— start —

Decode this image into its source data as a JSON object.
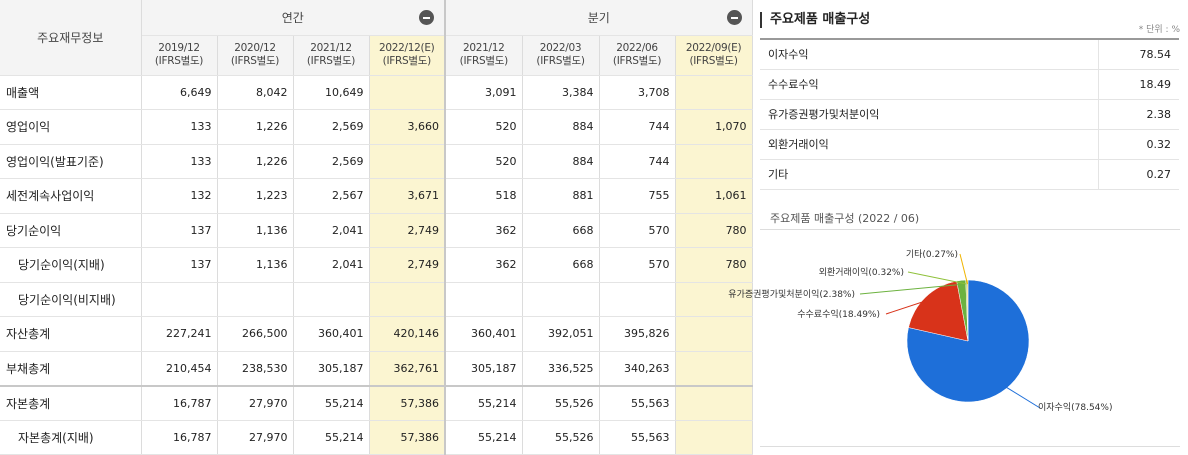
{
  "table": {
    "corner_label": "주요재무정보",
    "group_annual": "연간",
    "group_quarterly": "분기",
    "periods": [
      {
        "date": "2019/12",
        "basis": "(IFRS별도)"
      },
      {
        "date": "2020/12",
        "basis": "(IFRS별도)"
      },
      {
        "date": "2021/12",
        "basis": "(IFRS별도)"
      },
      {
        "date": "2022/12(E)",
        "basis": "(IFRS별도)"
      },
      {
        "date": "2021/12",
        "basis": "(IFRS별도)"
      },
      {
        "date": "2022/03",
        "basis": "(IFRS별도)"
      },
      {
        "date": "2022/06",
        "basis": "(IFRS별도)"
      },
      {
        "date": "2022/09(E)",
        "basis": "(IFRS별도)"
      }
    ],
    "rows": [
      {
        "label": "매출액",
        "values": [
          "6,649",
          "8,042",
          "10,649",
          "",
          "3,091",
          "3,384",
          "3,708",
          ""
        ]
      },
      {
        "label": "영업이익",
        "values": [
          "133",
          "1,226",
          "2,569",
          "3,660",
          "520",
          "884",
          "744",
          "1,070"
        ]
      },
      {
        "label": "영업이익(발표기준)",
        "values": [
          "133",
          "1,226",
          "2,569",
          "",
          "520",
          "884",
          "744",
          ""
        ]
      },
      {
        "label": "세전계속사업이익",
        "values": [
          "132",
          "1,223",
          "2,567",
          "3,671",
          "518",
          "881",
          "755",
          "1,061"
        ]
      },
      {
        "label": "당기순이익",
        "values": [
          "137",
          "1,136",
          "2,041",
          "2,749",
          "362",
          "668",
          "570",
          "780"
        ]
      },
      {
        "label": "당기순이익(지배)",
        "values": [
          "137",
          "1,136",
          "2,041",
          "2,749",
          "362",
          "668",
          "570",
          "780"
        ]
      },
      {
        "label": "당기순이익(비지배)",
        "values": [
          "",
          "",
          "",
          "",
          "",
          "",
          "",
          ""
        ]
      },
      {
        "label": "자산총계",
        "values": [
          "227,241",
          "266,500",
          "360,401",
          "420,146",
          "360,401",
          "392,051",
          "395,826",
          ""
        ]
      },
      {
        "label": "부채총계",
        "values": [
          "210,454",
          "238,530",
          "305,187",
          "362,761",
          "305,187",
          "336,525",
          "340,263",
          ""
        ]
      },
      {
        "label": "자본총계",
        "values": [
          "16,787",
          "27,970",
          "55,214",
          "57,386",
          "55,214",
          "55,526",
          "55,563",
          ""
        ]
      },
      {
        "label": "자본총계(지배)",
        "values": [
          "16,787",
          "27,970",
          "55,214",
          "57,386",
          "55,214",
          "55,526",
          "55,563",
          ""
        ]
      }
    ]
  },
  "revenue": {
    "title": "주요제품 매출구성",
    "unit": "* 단위 : %",
    "items": [
      {
        "name": "이자수익",
        "value": "78.54"
      },
      {
        "name": "수수료수익",
        "value": "18.49"
      },
      {
        "name": "유가증권평가및처분이익",
        "value": "2.38"
      },
      {
        "name": "외환거래이익",
        "value": "0.32"
      },
      {
        "name": "기타",
        "value": "0.27"
      }
    ]
  },
  "chart_data": {
    "type": "pie",
    "title": "주요제품 매출구성 (2022 / 06)",
    "slices": [
      {
        "name": "이자수익",
        "value": 78.54,
        "label": "이자수익(78.54%)",
        "color": "#1e6fd9"
      },
      {
        "name": "수수료수익",
        "value": 18.49,
        "label": "수수료수익(18.49%)",
        "color": "#d8331a"
      },
      {
        "name": "유가증권평가및처분이익",
        "value": 2.38,
        "label": "유가증권평가및처분이익(2.38%)",
        "color": "#6cb23f"
      },
      {
        "name": "외환거래이익",
        "value": 0.32,
        "label": "외환거래이익(0.32%)",
        "color": "#8fc13a"
      },
      {
        "name": "기타",
        "value": 0.27,
        "label": "기타(0.27%)",
        "color": "#f0b400"
      }
    ]
  }
}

— end —

**Stated task:**
All entries must be written out again exactly as given, with no pictures in the copy.

**Expected answer:**
Decode this image into its source data as a JSON object.
{
  "table": {
    "corner_label": "주요재무정보",
    "group_annual": "연간",
    "group_quarterly": "분기",
    "periods": [
      {
        "date": "2019/12",
        "basis": "(IFRS별도)"
      },
      {
        "date": "2020/12",
        "basis": "(IFRS별도)"
      },
      {
        "date": "2021/12",
        "basis": "(IFRS별도)"
      },
      {
        "date": "2022/12(E)",
        "basis": "(IFRS별도)"
      },
      {
        "date": "2021/12",
        "basis": "(IFRS별도)"
      },
      {
        "date": "2022/03",
        "basis": "(IFRS별도)"
      },
      {
        "date": "2022/06",
        "basis": "(IFRS별도)"
      },
      {
        "date": "2022/09(E)",
        "basis": "(IFRS별도)"
      }
    ],
    "rows": [
      {
        "label": "매출액",
        "values": [
          "6,649",
          "8,042",
          "10,649",
          "",
          "3,091",
          "3,384",
          "3,708",
          ""
        ]
      },
      {
        "label": "영업이익",
        "values": [
          "133",
          "1,226",
          "2,569",
          "3,660",
          "520",
          "884",
          "744",
          "1,070"
        ]
      },
      {
        "label": "영업이익(발표기준)",
        "values": [
          "133",
          "1,226",
          "2,569",
          "",
          "520",
          "884",
          "744",
          ""
        ]
      },
      {
        "label": "세전계속사업이익",
        "values": [
          "132",
          "1,223",
          "2,567",
          "3,671",
          "518",
          "881",
          "755",
          "1,061"
        ]
      },
      {
        "label": "당기순이익",
        "values": [
          "137",
          "1,136",
          "2,041",
          "2,749",
          "362",
          "668",
          "570",
          "780"
        ]
      },
      {
        "label": "당기순이익(지배)",
        "values": [
          "137",
          "1,136",
          "2,041",
          "2,749",
          "362",
          "668",
          "570",
          "780"
        ]
      },
      {
        "label": "당기순이익(비지배)",
        "values": [
          "",
          "",
          "",
          "",
          "",
          "",
          "",
          ""
        ]
      },
      {
        "label": "자산총계",
        "values": [
          "227,241",
          "266,500",
          "360,401",
          "420,146",
          "360,401",
          "392,051",
          "395,826",
          ""
        ]
      },
      {
        "label": "부채총계",
        "values": [
          "210,454",
          "238,530",
          "305,187",
          "362,761",
          "305,187",
          "336,525",
          "340,263",
          ""
        ]
      },
      {
        "label": "자본총계",
        "values": [
          "16,787",
          "27,970",
          "55,214",
          "57,386",
          "55,214",
          "55,526",
          "55,563",
          ""
        ]
      },
      {
        "label": "자본총계(지배)",
        "values": [
          "16,787",
          "27,970",
          "55,214",
          "57,386",
          "55,214",
          "55,526",
          "55,563",
          ""
        ]
      }
    ]
  },
  "revenue": {
    "title": "주요제품 매출구성",
    "unit": "* 단위 : %",
    "items": [
      {
        "name": "이자수익",
        "value": "78.54"
      },
      {
        "name": "수수료수익",
        "value": "18.49"
      },
      {
        "name": "유가증권평가및처분이익",
        "value": "2.38"
      },
      {
        "name": "외환거래이익",
        "value": "0.32"
      },
      {
        "name": "기타",
        "value": "0.27"
      }
    ]
  },
  "chart_data": {
    "type": "pie",
    "title": "주요제품 매출구성 (2022 / 06)",
    "slices": [
      {
        "name": "이자수익",
        "value": 78.54,
        "label": "이자수익(78.54%)",
        "color": "#1e6fd9"
      },
      {
        "name": "수수료수익",
        "value": 18.49,
        "label": "수수료수익(18.49%)",
        "color": "#d8331a"
      },
      {
        "name": "유가증권평가및처분이익",
        "value": 2.38,
        "label": "유가증권평가및처분이익(2.38%)",
        "color": "#6cb23f"
      },
      {
        "name": "외환거래이익",
        "value": 0.32,
        "label": "외환거래이익(0.32%)",
        "color": "#8fc13a"
      },
      {
        "name": "기타",
        "value": 0.27,
        "label": "기타(0.27%)",
        "color": "#f0b400"
      }
    ]
  }
}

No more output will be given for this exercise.